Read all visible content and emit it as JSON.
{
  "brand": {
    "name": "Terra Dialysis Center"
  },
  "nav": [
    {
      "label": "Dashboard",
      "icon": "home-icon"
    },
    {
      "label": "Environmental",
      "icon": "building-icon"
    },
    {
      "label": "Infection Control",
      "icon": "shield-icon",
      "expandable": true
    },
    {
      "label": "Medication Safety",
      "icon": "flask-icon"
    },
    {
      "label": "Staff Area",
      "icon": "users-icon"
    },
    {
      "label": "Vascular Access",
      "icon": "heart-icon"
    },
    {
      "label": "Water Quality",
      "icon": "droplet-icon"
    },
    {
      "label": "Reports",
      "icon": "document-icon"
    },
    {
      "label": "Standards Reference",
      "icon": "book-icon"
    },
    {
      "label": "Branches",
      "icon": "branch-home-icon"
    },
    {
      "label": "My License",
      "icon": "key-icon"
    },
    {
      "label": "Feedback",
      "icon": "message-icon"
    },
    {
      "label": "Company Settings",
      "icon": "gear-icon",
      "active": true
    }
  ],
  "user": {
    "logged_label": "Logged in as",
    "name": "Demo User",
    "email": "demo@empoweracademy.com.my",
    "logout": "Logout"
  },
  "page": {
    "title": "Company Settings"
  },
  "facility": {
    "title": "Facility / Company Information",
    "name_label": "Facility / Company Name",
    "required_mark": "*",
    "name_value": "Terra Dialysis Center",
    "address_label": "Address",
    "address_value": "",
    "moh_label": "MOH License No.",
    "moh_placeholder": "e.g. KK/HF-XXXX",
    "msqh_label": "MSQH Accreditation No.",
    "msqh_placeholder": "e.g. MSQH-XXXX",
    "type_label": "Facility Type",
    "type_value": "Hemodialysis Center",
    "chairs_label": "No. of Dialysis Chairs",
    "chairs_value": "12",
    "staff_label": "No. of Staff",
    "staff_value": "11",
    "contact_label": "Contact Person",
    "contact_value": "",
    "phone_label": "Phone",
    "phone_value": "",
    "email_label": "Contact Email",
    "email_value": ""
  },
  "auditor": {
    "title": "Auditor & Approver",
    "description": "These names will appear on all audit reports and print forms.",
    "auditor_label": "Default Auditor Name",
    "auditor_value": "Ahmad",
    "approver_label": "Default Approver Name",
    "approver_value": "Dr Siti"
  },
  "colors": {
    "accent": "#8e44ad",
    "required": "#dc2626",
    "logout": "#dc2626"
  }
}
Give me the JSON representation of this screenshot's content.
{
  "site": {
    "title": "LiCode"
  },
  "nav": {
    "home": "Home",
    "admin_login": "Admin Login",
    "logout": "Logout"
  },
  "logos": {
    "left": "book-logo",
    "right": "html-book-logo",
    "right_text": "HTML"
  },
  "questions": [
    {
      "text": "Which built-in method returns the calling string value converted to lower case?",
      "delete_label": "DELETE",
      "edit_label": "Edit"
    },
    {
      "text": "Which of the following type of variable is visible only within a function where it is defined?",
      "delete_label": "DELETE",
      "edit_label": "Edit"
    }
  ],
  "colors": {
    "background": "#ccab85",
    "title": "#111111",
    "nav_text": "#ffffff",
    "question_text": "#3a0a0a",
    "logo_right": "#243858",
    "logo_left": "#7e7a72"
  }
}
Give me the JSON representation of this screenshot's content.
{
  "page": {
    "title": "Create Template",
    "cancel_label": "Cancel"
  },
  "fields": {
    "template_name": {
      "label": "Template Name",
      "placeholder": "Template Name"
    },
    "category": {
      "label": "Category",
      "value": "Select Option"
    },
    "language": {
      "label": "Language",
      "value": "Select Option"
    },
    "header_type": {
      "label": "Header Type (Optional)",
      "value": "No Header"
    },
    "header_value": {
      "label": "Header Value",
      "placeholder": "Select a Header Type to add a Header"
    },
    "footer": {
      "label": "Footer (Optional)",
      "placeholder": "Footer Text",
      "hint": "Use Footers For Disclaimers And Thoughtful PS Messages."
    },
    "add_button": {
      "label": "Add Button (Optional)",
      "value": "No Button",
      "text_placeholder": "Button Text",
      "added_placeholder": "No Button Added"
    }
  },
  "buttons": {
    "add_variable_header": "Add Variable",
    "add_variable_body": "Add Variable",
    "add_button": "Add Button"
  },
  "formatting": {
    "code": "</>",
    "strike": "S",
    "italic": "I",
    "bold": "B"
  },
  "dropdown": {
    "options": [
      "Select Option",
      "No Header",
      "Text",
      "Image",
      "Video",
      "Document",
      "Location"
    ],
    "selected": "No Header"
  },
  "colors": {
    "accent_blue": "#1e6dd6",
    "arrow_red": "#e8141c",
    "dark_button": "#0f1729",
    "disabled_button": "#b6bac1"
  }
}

******************************

> _Short exercise_
All of the entries should be written out again exactly.

> _Problem solution_
Read all visible content and emit it as JSON.
{
  "brand": {
    "name": "Terra Dialysis Center"
  },
  "nav": [
    {
      "label": "Dashboard",
      "icon": "home-icon"
    },
    {
      "label": "Environmental",
      "icon": "building-icon"
    },
    {
      "label": "Infection Control",
      "icon": "shield-icon",
      "expandable": true
    },
    {
      "label": "Medication Safety",
      "icon": "flask-icon"
    },
    {
      "label": "Staff Area",
      "icon": "users-icon"
    },
    {
      "label": "Vascular Access",
      "icon": "heart-icon"
    },
    {
      "label": "Water Quality",
      "icon": "droplet-icon"
    },
    {
      "label": "Reports",
      "icon": "document-icon"
    },
    {
      "label": "Standards Reference",
      "icon": "book-icon"
    },
    {
      "label": "Branches",
      "icon": "branch-home-icon"
    },
    {
      "label": "My License",
      "icon": "key-icon"
    },
    {
      "label": "Feedback",
      "icon": "message-icon"
    },
    {
      "label": "Company Settings",
      "icon": "gear-icon",
      "active": true
    }
  ],
  "user": {
    "logged_label": "Logged in as",
    "name": "Demo User",
    "email": "demo@empoweracademy.com.my",
    "logout": "Logout"
  },
  "page": {
    "title": "Company Settings"
  },
  "facility": {
    "title": "Facility / Company Information",
    "name_label": "Facility / Company Name",
    "required_mark": "*",
    "name_value": "Terra Dialysis Center",
    "address_label": "Address",
    "address_value": "",
    "moh_label": "MOH License No.",
    "moh_placeholder": "e.g. KK/HF-XXXX",
    "msqh_label": "MSQH Accreditation No.",
    "msqh_placeholder": "e.g. MSQH-XXXX",
    "type_label": "Facility Type",
    "type_value": "Hemodialysis Center",
    "chairs_label": "No. of Dialysis Chairs",
    "chairs_value": "12",
    "staff_label": "No. of Staff",
    "staff_value": "11",
    "contact_label": "Contact Person",
    "contact_value": "",
    "phone_label": "Phone",
    "phone_value": "",
    "email_label": "Contact Email",
    "email_value": ""
  },
  "auditor": {
    "title": "Auditor & Approver",
    "description": "These names will appear on all audit reports and print forms.",
    "auditor_label": "Default Auditor Name",
    "auditor_value": "Ahmad",
    "approver_label": "Default Approver Name",
    "approver_value": "Dr Siti"
  },
  "colors": {
    "accent": "#8e44ad",
    "required": "#dc2626",
    "logout": "#dc2626"
  }
}
Give me the JSON representation of this screenshot's content.
{
  "site": {
    "title": "LiCode"
  },
  "nav": {
    "home": "Home",
    "admin_login": "Admin Login",
    "logout": "Logout"
  },
  "logos": {
    "left": "book-logo",
    "right": "html-book-logo",
    "right_text": "HTML"
  },
  "questions": [
    {
      "text": "Which built-in method returns the calling string value converted to lower case?",
      "delete_label": "DELETE",
      "edit_label": "Edit"
    },
    {
      "text": "Which of the following type of variable is visible only within a function where it is defined?",
      "delete_label": "DELETE",
      "edit_label": "Edit"
    }
  ],
  "colors": {
    "background": "#ccab85",
    "title": "#111111",
    "nav_text": "#ffffff",
    "question_text": "#3a0a0a",
    "logo_right": "#243858",
    "logo_left": "#7e7a72"
  }
}
Give me the JSON representation of this screenshot's content.
{
  "page": {
    "title": "Create Template",
    "cancel_label": "Cancel"
  },
  "fields": {
    "template_name": {
      "label": "Template Name",
      "placeholder": "Template Name"
    },
    "category": {
      "label": "Category",
      "value": "Select Option"
    },
    "language": {
      "label": "Language",
      "value": "Select Option"
    },
    "header_type": {
      "label": "Header Type (Optional)",
      "value": "No Header"
    },
    "header_value": {
      "label": "Header Value",
      "placeholder": "Select a Header Type to add a Header"
    },
    "footer": {
      "label": "Footer (Optional)",
      "placeholder": "Footer Text",
      "hint": "Use Footers For Disclaimers And Thoughtful PS Messages."
    },
    "add_button": {
      "label": "Add Button (Optional)",
      "value": "No Button",
      "text_placeholder": "Button Text",
      "added_placeholder": "No Button Added"
    }
  },
  "buttons": {
    "add_variable_header": "Add Variable",
    "add_variable_body": "Add Variable",
    "add_button": "Add Button"
  },
  "formatting": {
    "code": "</>",
    "strike": "S",
    "italic": "I",
    "bold": "B"
  },
  "dropdown": {
    "options": [
      "Select Option",
      "No Header",
      "Text",
      "Image",
      "Video",
      "Document",
      "Location"
    ],
    "selected": "No Header"
  },
  "colors": {
    "accent_blue": "#1e6dd6",
    "arrow_red": "#e8141c",
    "dark_button": "#0f1729",
    "disabled_button": "#b6bac1"
  }
}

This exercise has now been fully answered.